### WORK TO BE COMPLETED
Reproduce the records below exactly as they appear, omitting any pictures they contain.
--- start of ROWS ---
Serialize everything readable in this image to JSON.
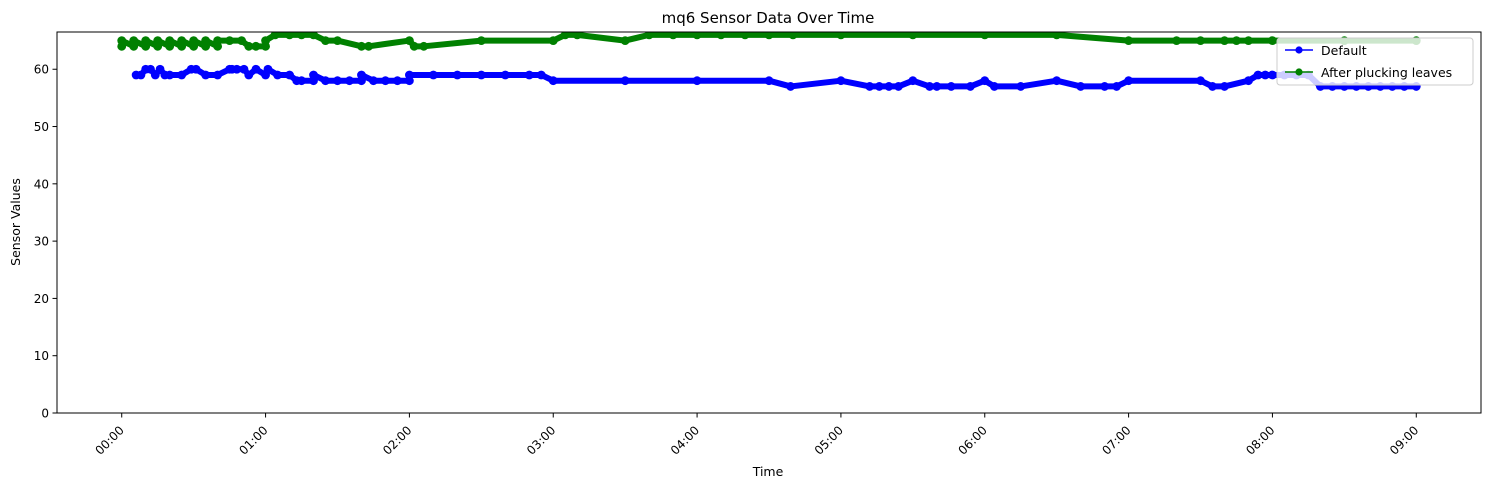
{
  "chart_data": {
    "type": "scatter",
    "title": "mq6 Sensor Data Over Time",
    "xlabel": "Time",
    "ylabel": "Sensor Values",
    "x_unit": "time (HH:MM)",
    "xlim": [
      "-00:27",
      "09:27"
    ],
    "ylim": [
      0,
      66.5
    ],
    "xticks": [
      "00:00",
      "01:00",
      "02:00",
      "03:00",
      "04:00",
      "05:00",
      "06:00",
      "07:00",
      "08:00",
      "09:00"
    ],
    "yticks": [
      0,
      10,
      20,
      30,
      40,
      50,
      60
    ],
    "grid": false,
    "legend_position": "top-right",
    "series": [
      {
        "name": "Default",
        "color": "#0000ff",
        "marker": "circle",
        "points": [
          [
            "00:06",
            59
          ],
          [
            "00:08",
            59
          ],
          [
            "00:10",
            60
          ],
          [
            "00:12",
            60
          ],
          [
            "00:14",
            59
          ],
          [
            "00:16",
            60
          ],
          [
            "00:18",
            59
          ],
          [
            "00:20",
            59
          ],
          [
            "00:25",
            59
          ],
          [
            "00:29",
            60
          ],
          [
            "00:31",
            60
          ],
          [
            "00:35",
            59
          ],
          [
            "00:40",
            59
          ],
          [
            "00:45",
            60
          ],
          [
            "00:48",
            60
          ],
          [
            "00:51",
            60
          ],
          [
            "00:53",
            59
          ],
          [
            "00:56",
            60
          ],
          [
            "01:00",
            59
          ],
          [
            "01:05",
            59
          ],
          [
            "01:10",
            59
          ],
          [
            "00:46",
            60
          ],
          [
            "01:01",
            60
          ],
          [
            "01:13",
            58
          ],
          [
            "01:15",
            58
          ],
          [
            "01:20",
            58
          ],
          [
            "01:25",
            58
          ],
          [
            "01:30",
            58
          ],
          [
            "01:35",
            58
          ],
          [
            "01:40",
            58
          ],
          [
            "01:45",
            58
          ],
          [
            "01:50",
            58
          ],
          [
            "01:55",
            58
          ],
          [
            "02:00",
            58
          ],
          [
            "02:10",
            59
          ],
          [
            "02:20",
            59
          ],
          [
            "02:30",
            59
          ],
          [
            "02:40",
            59
          ],
          [
            "02:50",
            59
          ],
          [
            "02:55",
            59
          ],
          [
            "02:00",
            59
          ],
          [
            "01:40",
            59
          ],
          [
            "01:20",
            59
          ],
          [
            "03:00",
            58
          ],
          [
            "03:30",
            58
          ],
          [
            "04:00",
            58
          ],
          [
            "04:30",
            58
          ],
          [
            "04:39",
            57
          ],
          [
            "05:00",
            58
          ],
          [
            "05:12",
            57
          ],
          [
            "05:16",
            57
          ],
          [
            "05:20",
            57
          ],
          [
            "05:24",
            57
          ],
          [
            "05:30",
            58
          ],
          [
            "05:37",
            57
          ],
          [
            "05:40",
            57
          ],
          [
            "05:46",
            57
          ],
          [
            "05:54",
            57
          ],
          [
            "06:00",
            58
          ],
          [
            "06:04",
            57
          ],
          [
            "06:15",
            57
          ],
          [
            "06:30",
            58
          ],
          [
            "06:40",
            57
          ],
          [
            "06:50",
            57
          ],
          [
            "06:55",
            57
          ],
          [
            "07:00",
            58
          ],
          [
            "07:30",
            58
          ],
          [
            "07:35",
            57
          ],
          [
            "07:40",
            57
          ],
          [
            "07:50",
            58
          ],
          [
            "07:54",
            59
          ],
          [
            "07:57",
            59
          ],
          [
            "08:00",
            59
          ],
          [
            "08:05",
            59
          ],
          [
            "08:10",
            59
          ],
          [
            "08:15",
            59
          ],
          [
            "08:20",
            57
          ],
          [
            "08:25",
            57
          ],
          [
            "08:30",
            57
          ],
          [
            "08:35",
            57
          ],
          [
            "08:40",
            57
          ],
          [
            "08:45",
            57
          ],
          [
            "08:50",
            57
          ],
          [
            "08:55",
            57
          ],
          [
            "09:00",
            57
          ]
        ]
      },
      {
        "name": "After plucking leaves",
        "color": "#008000",
        "marker": "circle",
        "points": [
          [
            "00:00",
            64
          ],
          [
            "00:00",
            65
          ],
          [
            "00:05",
            64
          ],
          [
            "00:05",
            65
          ],
          [
            "00:10",
            64
          ],
          [
            "00:10",
            65
          ],
          [
            "00:15",
            64
          ],
          [
            "00:15",
            65
          ],
          [
            "00:20",
            64
          ],
          [
            "00:20",
            65
          ],
          [
            "00:25",
            64
          ],
          [
            "00:25",
            65
          ],
          [
            "00:30",
            64
          ],
          [
            "00:30",
            65
          ],
          [
            "00:35",
            64
          ],
          [
            "00:35",
            65
          ],
          [
            "00:40",
            64
          ],
          [
            "00:40",
            65
          ],
          [
            "00:45",
            65
          ],
          [
            "00:50",
            65
          ],
          [
            "00:53",
            64
          ],
          [
            "00:56",
            64
          ],
          [
            "01:00",
            64
          ],
          [
            "01:00",
            65
          ],
          [
            "01:04",
            66
          ],
          [
            "01:10",
            66
          ],
          [
            "01:15",
            66
          ],
          [
            "01:20",
            66
          ],
          [
            "01:25",
            65
          ],
          [
            "01:30",
            65
          ],
          [
            "01:40",
            64
          ],
          [
            "01:43",
            64
          ],
          [
            "02:00",
            65
          ],
          [
            "02:02",
            64
          ],
          [
            "02:06",
            64
          ],
          [
            "02:30",
            65
          ],
          [
            "03:00",
            65
          ],
          [
            "03:05",
            66
          ],
          [
            "03:10",
            66
          ],
          [
            "03:30",
            65
          ],
          [
            "03:40",
            66
          ],
          [
            "03:50",
            66
          ],
          [
            "04:00",
            66
          ],
          [
            "04:10",
            66
          ],
          [
            "04:20",
            66
          ],
          [
            "04:30",
            66
          ],
          [
            "04:40",
            66
          ],
          [
            "05:00",
            66
          ],
          [
            "05:30",
            66
          ],
          [
            "06:00",
            66
          ],
          [
            "06:30",
            66
          ],
          [
            "07:00",
            65
          ],
          [
            "07:20",
            65
          ],
          [
            "07:30",
            65
          ],
          [
            "07:40",
            65
          ],
          [
            "07:45",
            65
          ],
          [
            "07:50",
            65
          ],
          [
            "08:00",
            65
          ],
          [
            "08:30",
            65
          ],
          [
            "09:00",
            65
          ]
        ]
      }
    ]
  }
}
--- end of ROWS ---
### ANSWER FOR THIS EXERCISE
Serialize everything readable in this image to JSON.
{
  "chart_data": {
    "type": "scatter",
    "title": "mq6 Sensor Data Over Time",
    "xlabel": "Time",
    "ylabel": "Sensor Values",
    "x_unit": "time (HH:MM)",
    "xlim": [
      "-00:27",
      "09:27"
    ],
    "ylim": [
      0,
      66.5
    ],
    "xticks": [
      "00:00",
      "01:00",
      "02:00",
      "03:00",
      "04:00",
      "05:00",
      "06:00",
      "07:00",
      "08:00",
      "09:00"
    ],
    "yticks": [
      0,
      10,
      20,
      30,
      40,
      50,
      60
    ],
    "grid": false,
    "legend_position": "top-right",
    "series": [
      {
        "name": "Default",
        "color": "#0000ff",
        "marker": "circle",
        "points": [
          [
            "00:06",
            59
          ],
          [
            "00:08",
            59
          ],
          [
            "00:10",
            60
          ],
          [
            "00:12",
            60
          ],
          [
            "00:14",
            59
          ],
          [
            "00:16",
            60
          ],
          [
            "00:18",
            59
          ],
          [
            "00:20",
            59
          ],
          [
            "00:25",
            59
          ],
          [
            "00:29",
            60
          ],
          [
            "00:31",
            60
          ],
          [
            "00:35",
            59
          ],
          [
            "00:40",
            59
          ],
          [
            "00:45",
            60
          ],
          [
            "00:48",
            60
          ],
          [
            "00:51",
            60
          ],
          [
            "00:53",
            59
          ],
          [
            "00:56",
            60
          ],
          [
            "01:00",
            59
          ],
          [
            "01:05",
            59
          ],
          [
            "01:10",
            59
          ],
          [
            "00:46",
            60
          ],
          [
            "01:01",
            60
          ],
          [
            "01:13",
            58
          ],
          [
            "01:15",
            58
          ],
          [
            "01:20",
            58
          ],
          [
            "01:25",
            58
          ],
          [
            "01:30",
            58
          ],
          [
            "01:35",
            58
          ],
          [
            "01:40",
            58
          ],
          [
            "01:45",
            58
          ],
          [
            "01:50",
            58
          ],
          [
            "01:55",
            58
          ],
          [
            "02:00",
            58
          ],
          [
            "02:10",
            59
          ],
          [
            "02:20",
            59
          ],
          [
            "02:30",
            59
          ],
          [
            "02:40",
            59
          ],
          [
            "02:50",
            59
          ],
          [
            "02:55",
            59
          ],
          [
            "02:00",
            59
          ],
          [
            "01:40",
            59
          ],
          [
            "01:20",
            59
          ],
          [
            "03:00",
            58
          ],
          [
            "03:30",
            58
          ],
          [
            "04:00",
            58
          ],
          [
            "04:30",
            58
          ],
          [
            "04:39",
            57
          ],
          [
            "05:00",
            58
          ],
          [
            "05:12",
            57
          ],
          [
            "05:16",
            57
          ],
          [
            "05:20",
            57
          ],
          [
            "05:24",
            57
          ],
          [
            "05:30",
            58
          ],
          [
            "05:37",
            57
          ],
          [
            "05:40",
            57
          ],
          [
            "05:46",
            57
          ],
          [
            "05:54",
            57
          ],
          [
            "06:00",
            58
          ],
          [
            "06:04",
            57
          ],
          [
            "06:15",
            57
          ],
          [
            "06:30",
            58
          ],
          [
            "06:40",
            57
          ],
          [
            "06:50",
            57
          ],
          [
            "06:55",
            57
          ],
          [
            "07:00",
            58
          ],
          [
            "07:30",
            58
          ],
          [
            "07:35",
            57
          ],
          [
            "07:40",
            57
          ],
          [
            "07:50",
            58
          ],
          [
            "07:54",
            59
          ],
          [
            "07:57",
            59
          ],
          [
            "08:00",
            59
          ],
          [
            "08:05",
            59
          ],
          [
            "08:10",
            59
          ],
          [
            "08:15",
            59
          ],
          [
            "08:20",
            57
          ],
          [
            "08:25",
            57
          ],
          [
            "08:30",
            57
          ],
          [
            "08:35",
            57
          ],
          [
            "08:40",
            57
          ],
          [
            "08:45",
            57
          ],
          [
            "08:50",
            57
          ],
          [
            "08:55",
            57
          ],
          [
            "09:00",
            57
          ]
        ]
      },
      {
        "name": "After plucking leaves",
        "color": "#008000",
        "marker": "circle",
        "points": [
          [
            "00:00",
            64
          ],
          [
            "00:00",
            65
          ],
          [
            "00:05",
            64
          ],
          [
            "00:05",
            65
          ],
          [
            "00:10",
            64
          ],
          [
            "00:10",
            65
          ],
          [
            "00:15",
            64
          ],
          [
            "00:15",
            65
          ],
          [
            "00:20",
            64
          ],
          [
            "00:20",
            65
          ],
          [
            "00:25",
            64
          ],
          [
            "00:25",
            65
          ],
          [
            "00:30",
            64
          ],
          [
            "00:30",
            65
          ],
          [
            "00:35",
            64
          ],
          [
            "00:35",
            65
          ],
          [
            "00:40",
            64
          ],
          [
            "00:40",
            65
          ],
          [
            "00:45",
            65
          ],
          [
            "00:50",
            65
          ],
          [
            "00:53",
            64
          ],
          [
            "00:56",
            64
          ],
          [
            "01:00",
            64
          ],
          [
            "01:00",
            65
          ],
          [
            "01:04",
            66
          ],
          [
            "01:10",
            66
          ],
          [
            "01:15",
            66
          ],
          [
            "01:20",
            66
          ],
          [
            "01:25",
            65
          ],
          [
            "01:30",
            65
          ],
          [
            "01:40",
            64
          ],
          [
            "01:43",
            64
          ],
          [
            "02:00",
            65
          ],
          [
            "02:02",
            64
          ],
          [
            "02:06",
            64
          ],
          [
            "02:30",
            65
          ],
          [
            "03:00",
            65
          ],
          [
            "03:05",
            66
          ],
          [
            "03:10",
            66
          ],
          [
            "03:30",
            65
          ],
          [
            "03:40",
            66
          ],
          [
            "03:50",
            66
          ],
          [
            "04:00",
            66
          ],
          [
            "04:10",
            66
          ],
          [
            "04:20",
            66
          ],
          [
            "04:30",
            66
          ],
          [
            "04:40",
            66
          ],
          [
            "05:00",
            66
          ],
          [
            "05:30",
            66
          ],
          [
            "06:00",
            66
          ],
          [
            "06:30",
            66
          ],
          [
            "07:00",
            65
          ],
          [
            "07:20",
            65
          ],
          [
            "07:30",
            65
          ],
          [
            "07:40",
            65
          ],
          [
            "07:45",
            65
          ],
          [
            "07:50",
            65
          ],
          [
            "08:00",
            65
          ],
          [
            "08:30",
            65
          ],
          [
            "09:00",
            65
          ]
        ]
      }
    ]
  }
}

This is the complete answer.